* _DATASET ENTRIES_
START
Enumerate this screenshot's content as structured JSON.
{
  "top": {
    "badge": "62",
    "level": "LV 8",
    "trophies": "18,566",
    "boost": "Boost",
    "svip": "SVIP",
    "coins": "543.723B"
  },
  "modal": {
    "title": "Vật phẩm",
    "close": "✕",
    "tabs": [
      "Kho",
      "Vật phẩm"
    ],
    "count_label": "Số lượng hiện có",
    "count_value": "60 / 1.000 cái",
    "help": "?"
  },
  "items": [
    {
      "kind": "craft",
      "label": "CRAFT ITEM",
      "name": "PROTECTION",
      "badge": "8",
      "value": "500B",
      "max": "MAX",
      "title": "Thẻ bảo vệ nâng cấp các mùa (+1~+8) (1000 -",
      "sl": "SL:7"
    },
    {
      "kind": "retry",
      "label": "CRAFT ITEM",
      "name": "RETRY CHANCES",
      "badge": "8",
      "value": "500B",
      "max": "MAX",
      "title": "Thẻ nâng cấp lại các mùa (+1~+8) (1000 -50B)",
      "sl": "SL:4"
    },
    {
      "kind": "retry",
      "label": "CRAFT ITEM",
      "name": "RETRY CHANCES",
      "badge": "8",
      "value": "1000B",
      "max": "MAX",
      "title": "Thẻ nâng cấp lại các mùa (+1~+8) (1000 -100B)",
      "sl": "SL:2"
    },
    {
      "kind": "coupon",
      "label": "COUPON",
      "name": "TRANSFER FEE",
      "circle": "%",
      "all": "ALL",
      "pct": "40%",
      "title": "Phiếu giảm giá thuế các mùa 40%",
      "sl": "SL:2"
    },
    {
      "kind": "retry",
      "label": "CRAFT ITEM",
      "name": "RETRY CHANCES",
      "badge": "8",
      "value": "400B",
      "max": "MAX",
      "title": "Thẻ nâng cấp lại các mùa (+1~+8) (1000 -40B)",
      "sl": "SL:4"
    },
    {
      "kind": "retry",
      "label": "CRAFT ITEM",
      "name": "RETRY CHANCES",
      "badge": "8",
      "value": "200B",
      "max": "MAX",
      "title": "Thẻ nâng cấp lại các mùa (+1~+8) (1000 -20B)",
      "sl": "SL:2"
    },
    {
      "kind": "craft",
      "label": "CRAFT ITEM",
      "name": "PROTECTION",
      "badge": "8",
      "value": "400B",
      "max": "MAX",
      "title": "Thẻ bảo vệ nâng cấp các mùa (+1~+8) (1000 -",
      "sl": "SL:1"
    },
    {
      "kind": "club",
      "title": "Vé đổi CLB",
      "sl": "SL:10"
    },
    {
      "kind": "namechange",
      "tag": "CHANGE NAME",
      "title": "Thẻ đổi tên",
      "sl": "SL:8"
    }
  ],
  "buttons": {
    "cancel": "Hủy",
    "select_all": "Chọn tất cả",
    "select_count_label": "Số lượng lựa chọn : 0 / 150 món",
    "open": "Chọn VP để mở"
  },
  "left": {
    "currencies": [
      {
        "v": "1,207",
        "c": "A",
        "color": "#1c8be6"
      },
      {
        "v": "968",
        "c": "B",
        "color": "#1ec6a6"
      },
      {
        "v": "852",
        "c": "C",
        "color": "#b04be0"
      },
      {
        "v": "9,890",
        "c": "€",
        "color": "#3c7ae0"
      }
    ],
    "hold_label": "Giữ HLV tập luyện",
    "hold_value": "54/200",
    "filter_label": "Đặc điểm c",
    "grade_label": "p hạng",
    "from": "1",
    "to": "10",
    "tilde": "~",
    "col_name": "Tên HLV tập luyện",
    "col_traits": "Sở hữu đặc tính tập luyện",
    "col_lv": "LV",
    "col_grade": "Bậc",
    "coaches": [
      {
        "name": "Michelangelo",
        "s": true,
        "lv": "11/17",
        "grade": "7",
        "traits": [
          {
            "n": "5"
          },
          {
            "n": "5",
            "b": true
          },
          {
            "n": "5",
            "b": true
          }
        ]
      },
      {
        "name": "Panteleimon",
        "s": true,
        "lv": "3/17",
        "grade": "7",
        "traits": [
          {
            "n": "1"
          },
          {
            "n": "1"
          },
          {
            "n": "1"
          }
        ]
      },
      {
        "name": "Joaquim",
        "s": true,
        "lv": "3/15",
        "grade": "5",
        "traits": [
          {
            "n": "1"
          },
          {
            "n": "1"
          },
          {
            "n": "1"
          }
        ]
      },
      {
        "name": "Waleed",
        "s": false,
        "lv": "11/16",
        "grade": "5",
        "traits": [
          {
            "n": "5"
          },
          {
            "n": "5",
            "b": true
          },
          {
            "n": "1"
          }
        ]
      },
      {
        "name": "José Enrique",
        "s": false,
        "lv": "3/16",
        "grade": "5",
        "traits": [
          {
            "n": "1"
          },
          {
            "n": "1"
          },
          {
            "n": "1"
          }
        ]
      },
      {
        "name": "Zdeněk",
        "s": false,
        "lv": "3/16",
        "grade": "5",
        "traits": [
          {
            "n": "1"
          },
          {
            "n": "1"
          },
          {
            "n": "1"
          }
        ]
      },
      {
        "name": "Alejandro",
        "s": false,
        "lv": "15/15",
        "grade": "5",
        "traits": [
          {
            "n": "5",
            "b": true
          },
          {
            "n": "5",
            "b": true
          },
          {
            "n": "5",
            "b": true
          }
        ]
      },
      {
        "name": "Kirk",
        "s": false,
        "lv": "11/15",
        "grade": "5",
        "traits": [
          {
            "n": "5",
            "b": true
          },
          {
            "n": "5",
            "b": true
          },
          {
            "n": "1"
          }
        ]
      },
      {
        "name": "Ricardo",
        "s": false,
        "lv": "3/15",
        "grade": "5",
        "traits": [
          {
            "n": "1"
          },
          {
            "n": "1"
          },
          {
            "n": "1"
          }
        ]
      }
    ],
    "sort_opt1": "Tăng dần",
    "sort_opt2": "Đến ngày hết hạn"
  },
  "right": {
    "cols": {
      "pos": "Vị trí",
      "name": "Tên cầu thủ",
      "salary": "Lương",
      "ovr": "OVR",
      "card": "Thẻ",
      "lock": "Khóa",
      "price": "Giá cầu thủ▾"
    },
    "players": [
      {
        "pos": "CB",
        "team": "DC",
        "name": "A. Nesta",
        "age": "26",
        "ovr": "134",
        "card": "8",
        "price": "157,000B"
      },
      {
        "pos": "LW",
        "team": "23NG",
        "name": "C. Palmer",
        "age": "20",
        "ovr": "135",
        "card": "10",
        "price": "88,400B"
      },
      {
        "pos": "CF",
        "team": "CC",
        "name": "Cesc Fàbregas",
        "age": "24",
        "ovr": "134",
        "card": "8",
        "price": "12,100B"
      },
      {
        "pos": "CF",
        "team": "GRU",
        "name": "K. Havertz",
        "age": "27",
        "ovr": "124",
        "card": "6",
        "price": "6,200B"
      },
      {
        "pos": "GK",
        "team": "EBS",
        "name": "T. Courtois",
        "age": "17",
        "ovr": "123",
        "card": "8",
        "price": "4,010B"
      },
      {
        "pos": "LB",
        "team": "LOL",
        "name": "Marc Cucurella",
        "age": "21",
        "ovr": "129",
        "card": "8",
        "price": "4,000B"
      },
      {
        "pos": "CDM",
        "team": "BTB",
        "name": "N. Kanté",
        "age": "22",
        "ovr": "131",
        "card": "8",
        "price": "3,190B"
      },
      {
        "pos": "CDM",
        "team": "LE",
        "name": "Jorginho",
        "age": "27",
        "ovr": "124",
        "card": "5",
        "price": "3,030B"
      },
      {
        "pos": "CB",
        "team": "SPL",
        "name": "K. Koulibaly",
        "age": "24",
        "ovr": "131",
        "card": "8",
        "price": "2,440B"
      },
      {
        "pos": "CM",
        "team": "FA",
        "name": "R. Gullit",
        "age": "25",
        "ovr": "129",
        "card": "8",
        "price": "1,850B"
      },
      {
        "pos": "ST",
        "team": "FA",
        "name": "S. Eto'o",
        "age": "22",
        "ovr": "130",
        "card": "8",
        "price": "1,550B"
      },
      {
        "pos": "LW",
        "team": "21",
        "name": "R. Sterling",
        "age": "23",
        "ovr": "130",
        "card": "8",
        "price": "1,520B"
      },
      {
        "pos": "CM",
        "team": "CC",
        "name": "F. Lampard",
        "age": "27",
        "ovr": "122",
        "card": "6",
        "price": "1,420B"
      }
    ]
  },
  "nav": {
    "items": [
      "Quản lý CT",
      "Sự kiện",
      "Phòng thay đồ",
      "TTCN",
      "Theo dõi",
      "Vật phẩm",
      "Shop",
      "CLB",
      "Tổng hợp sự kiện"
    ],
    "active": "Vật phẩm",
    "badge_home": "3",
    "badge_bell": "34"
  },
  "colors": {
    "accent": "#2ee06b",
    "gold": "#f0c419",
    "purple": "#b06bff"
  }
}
END
* _YOUR INSTRUCTIONS_
Where a line of the entries contains the word "phẩm", copy that line.

* _FINAL RESULT_
    "title": "Vật phẩm",
      "Vật phẩm"
      "Vật phẩm",
    "active": "Vật phẩm",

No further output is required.